═══ Exercise material
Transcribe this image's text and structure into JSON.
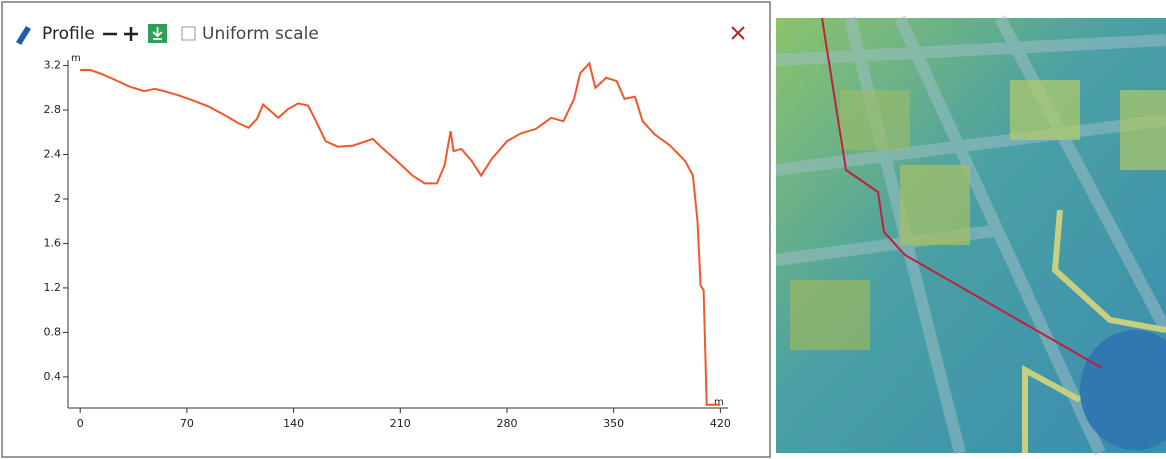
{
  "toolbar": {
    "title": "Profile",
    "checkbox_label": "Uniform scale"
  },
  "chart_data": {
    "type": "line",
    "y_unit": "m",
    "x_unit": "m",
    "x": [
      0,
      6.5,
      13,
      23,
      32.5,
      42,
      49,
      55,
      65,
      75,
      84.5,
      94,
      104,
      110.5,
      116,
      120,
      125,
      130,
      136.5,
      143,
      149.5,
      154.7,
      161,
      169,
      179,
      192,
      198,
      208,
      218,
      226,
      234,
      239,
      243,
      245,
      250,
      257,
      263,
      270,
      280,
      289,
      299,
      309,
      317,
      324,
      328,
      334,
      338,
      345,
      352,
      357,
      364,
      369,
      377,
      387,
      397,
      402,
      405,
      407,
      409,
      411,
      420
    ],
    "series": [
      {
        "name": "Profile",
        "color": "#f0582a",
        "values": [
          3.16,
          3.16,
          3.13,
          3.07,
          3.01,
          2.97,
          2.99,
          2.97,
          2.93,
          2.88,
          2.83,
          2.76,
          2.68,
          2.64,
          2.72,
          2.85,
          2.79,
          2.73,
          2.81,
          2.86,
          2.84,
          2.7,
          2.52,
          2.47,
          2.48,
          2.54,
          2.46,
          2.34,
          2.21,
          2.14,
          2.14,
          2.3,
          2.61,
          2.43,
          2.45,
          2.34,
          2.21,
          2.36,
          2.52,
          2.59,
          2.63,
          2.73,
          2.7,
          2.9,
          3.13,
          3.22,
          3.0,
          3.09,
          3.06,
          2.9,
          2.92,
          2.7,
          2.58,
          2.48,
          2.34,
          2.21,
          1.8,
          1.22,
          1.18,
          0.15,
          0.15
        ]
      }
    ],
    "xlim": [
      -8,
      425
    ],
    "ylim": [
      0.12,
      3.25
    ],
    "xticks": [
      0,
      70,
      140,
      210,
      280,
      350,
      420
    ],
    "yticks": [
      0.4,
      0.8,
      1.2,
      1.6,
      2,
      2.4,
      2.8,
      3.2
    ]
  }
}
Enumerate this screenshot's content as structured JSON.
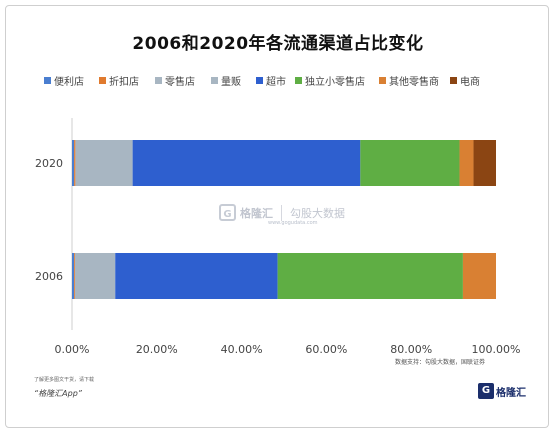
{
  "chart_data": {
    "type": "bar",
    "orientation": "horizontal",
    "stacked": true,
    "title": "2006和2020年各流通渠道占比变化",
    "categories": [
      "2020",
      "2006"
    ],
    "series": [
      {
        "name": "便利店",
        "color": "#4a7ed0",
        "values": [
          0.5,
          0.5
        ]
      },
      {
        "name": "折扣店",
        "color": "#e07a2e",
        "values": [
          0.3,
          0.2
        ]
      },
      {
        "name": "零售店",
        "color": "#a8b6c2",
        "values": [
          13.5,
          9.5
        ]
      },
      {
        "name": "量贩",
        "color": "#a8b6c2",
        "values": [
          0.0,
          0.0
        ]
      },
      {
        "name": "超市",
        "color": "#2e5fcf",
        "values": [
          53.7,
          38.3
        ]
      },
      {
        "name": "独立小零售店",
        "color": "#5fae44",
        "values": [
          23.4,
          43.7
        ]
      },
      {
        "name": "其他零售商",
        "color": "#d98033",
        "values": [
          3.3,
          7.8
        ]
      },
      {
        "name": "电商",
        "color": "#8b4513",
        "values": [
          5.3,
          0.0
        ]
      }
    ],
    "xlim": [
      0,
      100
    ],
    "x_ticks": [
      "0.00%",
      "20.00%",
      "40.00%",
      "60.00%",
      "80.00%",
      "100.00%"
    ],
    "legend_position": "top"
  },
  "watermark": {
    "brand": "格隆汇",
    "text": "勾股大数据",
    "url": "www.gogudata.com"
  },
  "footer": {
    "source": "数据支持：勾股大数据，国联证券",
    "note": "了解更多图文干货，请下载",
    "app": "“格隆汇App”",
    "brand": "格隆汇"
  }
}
══════
What to do -
Take the listing above and restate it word for word, without its pictures.

Exercise solution -
Transcribe this image's text and structure into JSON.
{
  "toolbar": {
    "title": "Profile",
    "checkbox_label": "Uniform scale"
  },
  "chart_data": {
    "type": "line",
    "y_unit": "m",
    "x_unit": "m",
    "x": [
      0,
      6.5,
      13,
      23,
      32.5,
      42,
      49,
      55,
      65,
      75,
      84.5,
      94,
      104,
      110.5,
      116,
      120,
      125,
      130,
      136.5,
      143,
      149.5,
      154.7,
      161,
      169,
      179,
      192,
      198,
      208,
      218,
      226,
      234,
      239,
      243,
      245,
      250,
      257,
      263,
      270,
      280,
      289,
      299,
      309,
      317,
      324,
      328,
      334,
      338,
      345,
      352,
      357,
      364,
      369,
      377,
      387,
      397,
      402,
      405,
      407,
      409,
      411,
      420
    ],
    "series": [
      {
        "name": "Profile",
        "color": "#f0582a",
        "values": [
          3.16,
          3.16,
          3.13,
          3.07,
          3.01,
          2.97,
          2.99,
          2.97,
          2.93,
          2.88,
          2.83,
          2.76,
          2.68,
          2.64,
          2.72,
          2.85,
          2.79,
          2.73,
          2.81,
          2.86,
          2.84,
          2.7,
          2.52,
          2.47,
          2.48,
          2.54,
          2.46,
          2.34,
          2.21,
          2.14,
          2.14,
          2.3,
          2.61,
          2.43,
          2.45,
          2.34,
          2.21,
          2.36,
          2.52,
          2.59,
          2.63,
          2.73,
          2.7,
          2.9,
          3.13,
          3.22,
          3.0,
          3.09,
          3.06,
          2.9,
          2.92,
          2.7,
          2.58,
          2.48,
          2.34,
          2.21,
          1.8,
          1.22,
          1.18,
          0.15,
          0.15
        ]
      }
    ],
    "xlim": [
      -8,
      425
    ],
    "ylim": [
      0.12,
      3.25
    ],
    "xticks": [
      0,
      70,
      140,
      210,
      280,
      350,
      420
    ],
    "yticks": [
      0.4,
      0.8,
      1.2,
      1.6,
      2,
      2.4,
      2.8,
      3.2
    ]
  }
}
Enumerate this screenshot's content as structured JSON.
{
  "chart_data": {
    "type": "bar",
    "orientation": "horizontal",
    "stacked": true,
    "title": "2006和2020年各流通渠道占比变化",
    "categories": [
      "2020",
      "2006"
    ],
    "series": [
      {
        "name": "便利店",
        "color": "#4a7ed0",
        "values": [
          0.5,
          0.5
        ]
      },
      {
        "name": "折扣店",
        "color": "#e07a2e",
        "values": [
          0.3,
          0.2
        ]
      },
      {
        "name": "零售店",
        "color": "#a8b6c2",
        "values": [
          13.5,
          9.5
        ]
      },
      {
        "name": "量贩",
        "color": "#a8b6c2",
        "values": [
          0.0,
          0.0
        ]
      },
      {
        "name": "超市",
        "color": "#2e5fcf",
        "values": [
          53.7,
          38.3
        ]
      },
      {
        "name": "独立小零售店",
        "color": "#5fae44",
        "values": [
          23.4,
          43.7
        ]
      },
      {
        "name": "其他零售商",
        "color": "#d98033",
        "values": [
          3.3,
          7.8
        ]
      },
      {
        "name": "电商",
        "color": "#8b4513",
        "values": [
          5.3,
          0.0
        ]
      }
    ],
    "xlim": [
      0,
      100
    ],
    "x_ticks": [
      "0.00%",
      "20.00%",
      "40.00%",
      "60.00%",
      "80.00%",
      "100.00%"
    ],
    "legend_position": "top"
  },
  "watermark": {
    "brand": "格隆汇",
    "text": "勾股大数据",
    "url": "www.gogudata.com"
  },
  "footer": {
    "source": "数据支持：勾股大数据，国联证券",
    "note": "了解更多图文干货，请下载",
    "app": "“格隆汇App”",
    "brand": "格隆汇"
  }
}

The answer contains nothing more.